Task requirements:
Print the data that follows exactly.
## BEGIN Supplied records
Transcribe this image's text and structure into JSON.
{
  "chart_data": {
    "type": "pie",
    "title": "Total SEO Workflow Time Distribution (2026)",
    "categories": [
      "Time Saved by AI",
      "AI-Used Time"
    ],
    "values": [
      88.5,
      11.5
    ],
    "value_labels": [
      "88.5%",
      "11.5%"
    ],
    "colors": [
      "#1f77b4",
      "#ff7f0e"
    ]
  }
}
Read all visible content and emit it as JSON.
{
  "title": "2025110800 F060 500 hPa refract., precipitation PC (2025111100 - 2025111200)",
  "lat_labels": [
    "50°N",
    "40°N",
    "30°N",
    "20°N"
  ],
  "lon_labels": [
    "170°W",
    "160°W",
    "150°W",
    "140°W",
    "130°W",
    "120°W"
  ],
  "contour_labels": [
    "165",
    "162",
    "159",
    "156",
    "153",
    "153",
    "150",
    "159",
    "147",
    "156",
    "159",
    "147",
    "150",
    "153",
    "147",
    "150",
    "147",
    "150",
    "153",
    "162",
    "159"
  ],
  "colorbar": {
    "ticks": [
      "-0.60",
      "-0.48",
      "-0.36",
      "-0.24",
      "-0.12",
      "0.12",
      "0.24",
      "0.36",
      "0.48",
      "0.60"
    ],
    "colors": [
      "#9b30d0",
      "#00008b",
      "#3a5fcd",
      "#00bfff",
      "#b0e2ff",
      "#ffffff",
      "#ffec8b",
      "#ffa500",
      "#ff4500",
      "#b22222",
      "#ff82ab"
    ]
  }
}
## END Supplied records
Response to the task:
Transcribe this image's text and structure into JSON.
{
  "chart_data": {
    "type": "pie",
    "title": "Total SEO Workflow Time Distribution (2026)",
    "categories": [
      "Time Saved by AI",
      "AI-Used Time"
    ],
    "values": [
      88.5,
      11.5
    ],
    "value_labels": [
      "88.5%",
      "11.5%"
    ],
    "colors": [
      "#1f77b4",
      "#ff7f0e"
    ]
  }
}
Read all visible content and emit it as JSON.
{
  "title": "2025110800 F060 500 hPa refract., precipitation PC (2025111100 - 2025111200)",
  "lat_labels": [
    "50°N",
    "40°N",
    "30°N",
    "20°N"
  ],
  "lon_labels": [
    "170°W",
    "160°W",
    "150°W",
    "140°W",
    "130°W",
    "120°W"
  ],
  "contour_labels": [
    "165",
    "162",
    "159",
    "156",
    "153",
    "153",
    "150",
    "159",
    "147",
    "156",
    "159",
    "147",
    "150",
    "153",
    "147",
    "150",
    "147",
    "150",
    "153",
    "162",
    "159"
  ],
  "colorbar": {
    "ticks": [
      "-0.60",
      "-0.48",
      "-0.36",
      "-0.24",
      "-0.12",
      "0.12",
      "0.24",
      "0.36",
      "0.48",
      "0.60"
    ],
    "colors": [
      "#9b30d0",
      "#00008b",
      "#3a5fcd",
      "#00bfff",
      "#b0e2ff",
      "#ffffff",
      "#ffec8b",
      "#ffa500",
      "#ff4500",
      "#b22222",
      "#ff82ab"
    ]
  }
}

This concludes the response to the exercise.